#### [WHAT IS NEEDED]
Starting at the line that contains "Give me the", quote each line exactly through the last line of the entries, both included.
[start]
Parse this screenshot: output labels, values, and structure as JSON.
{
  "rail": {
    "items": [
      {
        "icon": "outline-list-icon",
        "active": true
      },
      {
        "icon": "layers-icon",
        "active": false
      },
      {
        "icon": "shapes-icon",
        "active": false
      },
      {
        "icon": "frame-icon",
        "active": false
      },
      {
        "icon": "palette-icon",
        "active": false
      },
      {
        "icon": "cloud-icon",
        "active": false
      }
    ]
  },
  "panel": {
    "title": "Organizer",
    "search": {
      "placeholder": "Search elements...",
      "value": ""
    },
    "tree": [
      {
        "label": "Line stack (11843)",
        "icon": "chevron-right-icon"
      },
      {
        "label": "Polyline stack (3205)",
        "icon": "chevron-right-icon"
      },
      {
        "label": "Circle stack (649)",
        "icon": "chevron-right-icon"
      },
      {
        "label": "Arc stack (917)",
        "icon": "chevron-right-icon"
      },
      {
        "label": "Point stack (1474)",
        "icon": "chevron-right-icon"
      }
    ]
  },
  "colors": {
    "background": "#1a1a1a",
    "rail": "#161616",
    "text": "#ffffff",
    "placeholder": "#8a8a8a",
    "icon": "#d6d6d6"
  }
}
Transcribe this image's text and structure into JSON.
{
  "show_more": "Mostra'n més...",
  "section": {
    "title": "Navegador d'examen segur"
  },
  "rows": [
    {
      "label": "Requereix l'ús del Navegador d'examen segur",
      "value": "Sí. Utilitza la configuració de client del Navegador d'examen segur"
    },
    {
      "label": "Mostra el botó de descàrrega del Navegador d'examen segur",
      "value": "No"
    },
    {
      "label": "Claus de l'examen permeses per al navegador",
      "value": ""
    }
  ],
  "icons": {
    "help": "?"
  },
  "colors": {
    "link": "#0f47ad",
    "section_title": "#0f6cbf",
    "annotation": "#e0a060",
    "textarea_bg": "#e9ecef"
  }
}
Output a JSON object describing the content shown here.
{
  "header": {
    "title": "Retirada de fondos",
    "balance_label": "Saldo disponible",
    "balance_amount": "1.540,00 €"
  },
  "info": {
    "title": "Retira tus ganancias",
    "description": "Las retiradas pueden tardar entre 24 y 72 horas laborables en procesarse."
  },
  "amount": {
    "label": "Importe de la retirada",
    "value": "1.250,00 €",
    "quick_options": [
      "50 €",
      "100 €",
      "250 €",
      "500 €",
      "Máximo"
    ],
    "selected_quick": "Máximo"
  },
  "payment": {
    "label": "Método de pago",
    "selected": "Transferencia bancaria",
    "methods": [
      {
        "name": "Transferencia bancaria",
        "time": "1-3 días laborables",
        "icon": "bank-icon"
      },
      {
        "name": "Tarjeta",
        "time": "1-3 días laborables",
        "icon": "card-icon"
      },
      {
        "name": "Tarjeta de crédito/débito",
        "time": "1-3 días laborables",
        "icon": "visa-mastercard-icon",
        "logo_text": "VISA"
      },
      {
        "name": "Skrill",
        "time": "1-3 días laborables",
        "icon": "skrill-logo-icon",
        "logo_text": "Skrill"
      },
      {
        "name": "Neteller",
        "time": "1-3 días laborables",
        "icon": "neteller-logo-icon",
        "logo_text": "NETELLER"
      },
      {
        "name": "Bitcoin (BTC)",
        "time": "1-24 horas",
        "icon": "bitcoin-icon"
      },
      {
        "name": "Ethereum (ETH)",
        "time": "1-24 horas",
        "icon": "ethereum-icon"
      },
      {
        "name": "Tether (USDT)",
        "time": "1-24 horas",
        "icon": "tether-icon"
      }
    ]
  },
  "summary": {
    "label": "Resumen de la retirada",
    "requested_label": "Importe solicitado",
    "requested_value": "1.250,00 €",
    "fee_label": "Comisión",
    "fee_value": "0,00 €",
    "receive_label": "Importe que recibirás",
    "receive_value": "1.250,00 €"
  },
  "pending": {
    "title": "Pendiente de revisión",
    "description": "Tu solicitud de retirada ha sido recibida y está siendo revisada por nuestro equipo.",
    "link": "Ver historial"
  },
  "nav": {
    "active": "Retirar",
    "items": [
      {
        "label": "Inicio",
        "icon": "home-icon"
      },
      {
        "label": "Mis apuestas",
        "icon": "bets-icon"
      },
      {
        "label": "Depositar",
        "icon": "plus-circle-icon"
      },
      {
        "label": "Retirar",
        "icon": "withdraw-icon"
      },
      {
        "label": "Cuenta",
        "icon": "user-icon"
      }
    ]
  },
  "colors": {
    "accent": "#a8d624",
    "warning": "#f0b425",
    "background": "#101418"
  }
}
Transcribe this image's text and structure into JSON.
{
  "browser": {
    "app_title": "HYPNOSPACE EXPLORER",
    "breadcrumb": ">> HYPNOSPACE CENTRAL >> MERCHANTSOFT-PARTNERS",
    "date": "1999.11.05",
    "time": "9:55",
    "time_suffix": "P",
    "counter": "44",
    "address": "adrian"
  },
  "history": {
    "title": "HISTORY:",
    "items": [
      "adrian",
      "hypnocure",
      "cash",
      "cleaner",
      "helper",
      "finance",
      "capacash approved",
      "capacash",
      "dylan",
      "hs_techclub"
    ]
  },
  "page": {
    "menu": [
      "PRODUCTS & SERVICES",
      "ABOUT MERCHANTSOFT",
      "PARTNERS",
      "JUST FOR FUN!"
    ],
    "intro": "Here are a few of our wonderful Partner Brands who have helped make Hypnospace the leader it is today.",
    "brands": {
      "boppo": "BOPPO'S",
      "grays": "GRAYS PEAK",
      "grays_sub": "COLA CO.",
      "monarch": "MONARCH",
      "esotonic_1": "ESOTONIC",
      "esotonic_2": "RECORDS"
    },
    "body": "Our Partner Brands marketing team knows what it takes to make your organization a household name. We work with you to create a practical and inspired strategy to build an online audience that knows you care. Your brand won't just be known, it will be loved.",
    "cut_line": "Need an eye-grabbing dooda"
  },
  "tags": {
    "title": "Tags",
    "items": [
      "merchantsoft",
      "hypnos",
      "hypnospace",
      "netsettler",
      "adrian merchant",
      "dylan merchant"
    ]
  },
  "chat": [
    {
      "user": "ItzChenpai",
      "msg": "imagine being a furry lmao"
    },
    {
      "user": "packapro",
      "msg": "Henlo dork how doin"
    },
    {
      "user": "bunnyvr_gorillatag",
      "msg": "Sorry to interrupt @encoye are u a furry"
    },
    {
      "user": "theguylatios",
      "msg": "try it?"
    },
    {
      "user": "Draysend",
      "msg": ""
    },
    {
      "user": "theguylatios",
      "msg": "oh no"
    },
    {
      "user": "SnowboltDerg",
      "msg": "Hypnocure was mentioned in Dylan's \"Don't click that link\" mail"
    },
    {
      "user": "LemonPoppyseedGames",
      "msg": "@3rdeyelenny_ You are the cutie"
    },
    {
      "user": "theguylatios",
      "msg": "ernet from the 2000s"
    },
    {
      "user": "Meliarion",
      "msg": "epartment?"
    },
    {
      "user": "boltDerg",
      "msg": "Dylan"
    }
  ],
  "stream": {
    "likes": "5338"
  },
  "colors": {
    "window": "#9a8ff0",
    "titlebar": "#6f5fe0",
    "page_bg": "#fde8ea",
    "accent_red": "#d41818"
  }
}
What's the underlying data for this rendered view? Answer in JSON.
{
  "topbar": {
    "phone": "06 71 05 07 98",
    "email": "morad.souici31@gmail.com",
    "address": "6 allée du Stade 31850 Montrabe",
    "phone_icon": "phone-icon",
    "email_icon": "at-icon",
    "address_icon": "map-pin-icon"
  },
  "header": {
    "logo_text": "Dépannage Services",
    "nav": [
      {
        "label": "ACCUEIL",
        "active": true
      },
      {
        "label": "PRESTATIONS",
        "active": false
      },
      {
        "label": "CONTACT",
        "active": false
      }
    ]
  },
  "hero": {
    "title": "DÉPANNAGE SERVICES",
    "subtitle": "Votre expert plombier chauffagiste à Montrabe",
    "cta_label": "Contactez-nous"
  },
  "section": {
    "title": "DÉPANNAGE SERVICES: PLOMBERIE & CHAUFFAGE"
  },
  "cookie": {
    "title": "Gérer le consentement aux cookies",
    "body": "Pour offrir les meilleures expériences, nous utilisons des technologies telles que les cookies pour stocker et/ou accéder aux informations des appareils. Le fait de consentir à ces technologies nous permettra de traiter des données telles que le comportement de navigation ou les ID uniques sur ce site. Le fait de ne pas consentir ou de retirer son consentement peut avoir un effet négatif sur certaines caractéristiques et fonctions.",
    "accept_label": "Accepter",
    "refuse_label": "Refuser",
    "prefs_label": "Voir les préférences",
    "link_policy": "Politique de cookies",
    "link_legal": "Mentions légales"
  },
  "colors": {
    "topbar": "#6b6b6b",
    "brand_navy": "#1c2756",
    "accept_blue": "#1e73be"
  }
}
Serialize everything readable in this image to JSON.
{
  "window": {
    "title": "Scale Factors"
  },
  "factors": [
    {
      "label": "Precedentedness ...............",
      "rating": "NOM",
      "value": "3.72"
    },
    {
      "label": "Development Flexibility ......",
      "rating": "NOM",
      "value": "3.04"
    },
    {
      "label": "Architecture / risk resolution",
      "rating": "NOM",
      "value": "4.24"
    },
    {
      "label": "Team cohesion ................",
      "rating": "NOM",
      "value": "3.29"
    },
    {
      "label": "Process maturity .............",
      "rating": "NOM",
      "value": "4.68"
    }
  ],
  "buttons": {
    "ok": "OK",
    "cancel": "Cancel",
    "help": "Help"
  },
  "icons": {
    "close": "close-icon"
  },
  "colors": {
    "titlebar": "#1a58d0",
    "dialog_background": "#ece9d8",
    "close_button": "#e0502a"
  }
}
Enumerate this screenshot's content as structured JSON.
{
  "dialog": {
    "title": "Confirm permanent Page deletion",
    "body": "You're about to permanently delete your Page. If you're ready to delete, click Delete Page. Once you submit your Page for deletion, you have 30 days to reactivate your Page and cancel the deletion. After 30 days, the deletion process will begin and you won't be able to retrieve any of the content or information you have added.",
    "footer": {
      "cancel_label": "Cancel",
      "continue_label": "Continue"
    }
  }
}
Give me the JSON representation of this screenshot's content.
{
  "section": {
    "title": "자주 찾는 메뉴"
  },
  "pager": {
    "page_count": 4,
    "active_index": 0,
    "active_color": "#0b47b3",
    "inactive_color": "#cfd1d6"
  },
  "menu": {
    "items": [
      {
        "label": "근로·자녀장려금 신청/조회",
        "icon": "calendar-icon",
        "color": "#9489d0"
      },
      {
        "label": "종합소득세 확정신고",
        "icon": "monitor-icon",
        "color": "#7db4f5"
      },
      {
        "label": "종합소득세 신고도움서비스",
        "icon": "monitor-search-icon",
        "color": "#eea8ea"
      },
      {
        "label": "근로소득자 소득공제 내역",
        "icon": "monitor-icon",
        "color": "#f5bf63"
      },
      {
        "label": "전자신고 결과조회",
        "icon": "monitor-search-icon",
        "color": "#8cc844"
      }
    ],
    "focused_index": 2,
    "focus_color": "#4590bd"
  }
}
[end]
#### [SOLUTION FOR THIS PROBLEM]
Give me the JSON representation of this screenshot's content.
{
  "section": {
    "title": "자주 찾는 메뉴"
  },
  "pager": {
    "page_count": 4,
    "active_index": 0,
    "active_color": "#0b47b3",
    "inactive_color": "#cfd1d6"
  },
  "menu": {
    "items": [
      {
        "label": "근로·자녀장려금 신청/조회",
        "icon": "calendar-icon",
        "color": "#9489d0"
      },
      {
        "label": "종합소득세 확정신고",
        "icon": "monitor-icon",
        "color": "#7db4f5"
      },
      {
        "label": "종합소득세 신고도움서비스",
        "icon": "monitor-search-icon",
        "color": "#eea8ea"
      },
      {
        "label": "근로소득자 소득공제 내역",
        "icon": "monitor-icon",
        "color": "#f5bf63"
      },
      {
        "label": "전자신고 결과조회",
        "icon": "monitor-search-icon",
        "color": "#8cc844"
      }
    ],
    "focused_index": 2,
    "focus_color": "#4590bd"
  }
}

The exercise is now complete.